**Task directions**
Each record must be retyped in full. No character may differ.

**Information shown**
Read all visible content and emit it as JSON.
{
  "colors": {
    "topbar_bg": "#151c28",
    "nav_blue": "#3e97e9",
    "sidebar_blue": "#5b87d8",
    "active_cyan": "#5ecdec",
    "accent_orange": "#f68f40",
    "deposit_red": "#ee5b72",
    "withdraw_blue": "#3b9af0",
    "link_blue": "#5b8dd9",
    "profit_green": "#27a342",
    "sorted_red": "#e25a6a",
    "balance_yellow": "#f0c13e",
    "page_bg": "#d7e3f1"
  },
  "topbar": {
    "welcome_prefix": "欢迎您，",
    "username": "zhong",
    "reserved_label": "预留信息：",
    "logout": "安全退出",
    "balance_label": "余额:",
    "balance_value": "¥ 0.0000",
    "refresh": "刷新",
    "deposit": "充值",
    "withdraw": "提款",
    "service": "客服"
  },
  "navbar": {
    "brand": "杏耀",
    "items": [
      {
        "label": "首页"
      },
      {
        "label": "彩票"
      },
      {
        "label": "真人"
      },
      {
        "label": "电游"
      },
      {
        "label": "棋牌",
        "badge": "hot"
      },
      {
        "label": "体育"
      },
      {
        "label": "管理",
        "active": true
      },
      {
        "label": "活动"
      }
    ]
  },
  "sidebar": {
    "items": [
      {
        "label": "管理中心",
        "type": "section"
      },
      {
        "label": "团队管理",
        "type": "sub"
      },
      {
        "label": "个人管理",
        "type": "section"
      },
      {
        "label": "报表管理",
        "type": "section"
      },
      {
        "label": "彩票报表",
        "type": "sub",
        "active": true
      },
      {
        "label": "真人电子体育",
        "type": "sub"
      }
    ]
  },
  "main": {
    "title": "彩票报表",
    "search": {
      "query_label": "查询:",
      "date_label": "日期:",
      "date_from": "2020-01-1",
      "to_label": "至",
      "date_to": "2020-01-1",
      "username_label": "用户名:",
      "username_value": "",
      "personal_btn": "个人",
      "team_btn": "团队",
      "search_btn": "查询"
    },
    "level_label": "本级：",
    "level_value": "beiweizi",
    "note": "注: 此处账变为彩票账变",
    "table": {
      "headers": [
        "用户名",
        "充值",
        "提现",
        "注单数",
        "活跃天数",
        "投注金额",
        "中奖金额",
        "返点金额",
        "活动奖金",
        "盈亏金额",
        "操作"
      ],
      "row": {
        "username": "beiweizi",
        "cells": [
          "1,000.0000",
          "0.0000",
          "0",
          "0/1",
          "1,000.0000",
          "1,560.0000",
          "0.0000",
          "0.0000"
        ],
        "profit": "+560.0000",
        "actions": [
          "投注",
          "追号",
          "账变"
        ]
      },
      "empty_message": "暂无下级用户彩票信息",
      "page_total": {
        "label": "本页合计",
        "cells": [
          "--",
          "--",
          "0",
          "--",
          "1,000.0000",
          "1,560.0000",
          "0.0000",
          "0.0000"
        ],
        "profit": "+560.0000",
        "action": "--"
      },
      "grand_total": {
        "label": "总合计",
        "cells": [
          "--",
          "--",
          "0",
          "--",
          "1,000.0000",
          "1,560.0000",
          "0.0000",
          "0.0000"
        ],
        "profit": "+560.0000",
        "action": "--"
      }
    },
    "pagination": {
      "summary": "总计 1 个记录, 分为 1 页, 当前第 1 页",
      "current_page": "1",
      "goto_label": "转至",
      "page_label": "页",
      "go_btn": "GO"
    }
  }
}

**Problem solution**
Read all visible content and emit it as JSON.
{
  "colors": {
    "topbar_bg": "#151c28",
    "nav_blue": "#3e97e9",
    "sidebar_blue": "#5b87d8",
    "active_cyan": "#5ecdec",
    "accent_orange": "#f68f40",
    "deposit_red": "#ee5b72",
    "withdraw_blue": "#3b9af0",
    "link_blue": "#5b8dd9",
    "profit_green": "#27a342",
    "sorted_red": "#e25a6a",
    "balance_yellow": "#f0c13e",
    "page_bg": "#d7e3f1"
  },
  "topbar": {
    "welcome_prefix": "欢迎您，",
    "username": "zhong",
    "reserved_label": "预留信息：",
    "logout": "安全退出",
    "balance_label": "余额:",
    "balance_value": "¥ 0.0000",
    "refresh": "刷新",
    "deposit": "充值",
    "withdraw": "提款",
    "service": "客服"
  },
  "navbar": {
    "brand": "杏耀",
    "items": [
      {
        "label": "首页"
      },
      {
        "label": "彩票"
      },
      {
        "label": "真人"
      },
      {
        "label": "电游"
      },
      {
        "label": "棋牌",
        "badge": "hot"
      },
      {
        "label": "体育"
      },
      {
        "label": "管理",
        "active": true
      },
      {
        "label": "活动"
      }
    ]
  },
  "sidebar": {
    "items": [
      {
        "label": "管理中心",
        "type": "section"
      },
      {
        "label": "团队管理",
        "type": "sub"
      },
      {
        "label": "个人管理",
        "type": "section"
      },
      {
        "label": "报表管理",
        "type": "section"
      },
      {
        "label": "彩票报表",
        "type": "sub",
        "active": true
      },
      {
        "label": "真人电子体育",
        "type": "sub"
      }
    ]
  },
  "main": {
    "title": "彩票报表",
    "search": {
      "query_label": "查询:",
      "date_label": "日期:",
      "date_from": "2020-01-1",
      "to_label": "至",
      "date_to": "2020-01-1",
      "username_label": "用户名:",
      "username_value": "",
      "personal_btn": "个人",
      "team_btn": "团队",
      "search_btn": "查询"
    },
    "level_label": "本级：",
    "level_value": "beiweizi",
    "note": "注: 此处账变为彩票账变",
    "table": {
      "headers": [
        "用户名",
        "充值",
        "提现",
        "注单数",
        "活跃天数",
        "投注金额",
        "中奖金额",
        "返点金额",
        "活动奖金",
        "盈亏金额",
        "操作"
      ],
      "row": {
        "username": "beiweizi",
        "cells": [
          "1,000.0000",
          "0.0000",
          "0",
          "0/1",
          "1,000.0000",
          "1,560.0000",
          "0.0000",
          "0.0000"
        ],
        "profit": "+560.0000",
        "actions": [
          "投注",
          "追号",
          "账变"
        ]
      },
      "empty_message": "暂无下级用户彩票信息",
      "page_total": {
        "label": "本页合计",
        "cells": [
          "--",
          "--",
          "0",
          "--",
          "1,000.0000",
          "1,560.0000",
          "0.0000",
          "0.0000"
        ],
        "profit": "+560.0000",
        "action": "--"
      },
      "grand_total": {
        "label": "总合计",
        "cells": [
          "--",
          "--",
          "0",
          "--",
          "1,000.0000",
          "1,560.0000",
          "0.0000",
          "0.0000"
        ],
        "profit": "+560.0000",
        "action": "--"
      }
    },
    "pagination": {
      "summary": "总计 1 个记录, 分为 1 页, 当前第 1 页",
      "current_page": "1",
      "goto_label": "转至",
      "page_label": "页",
      "go_btn": "GO"
    }
  }
}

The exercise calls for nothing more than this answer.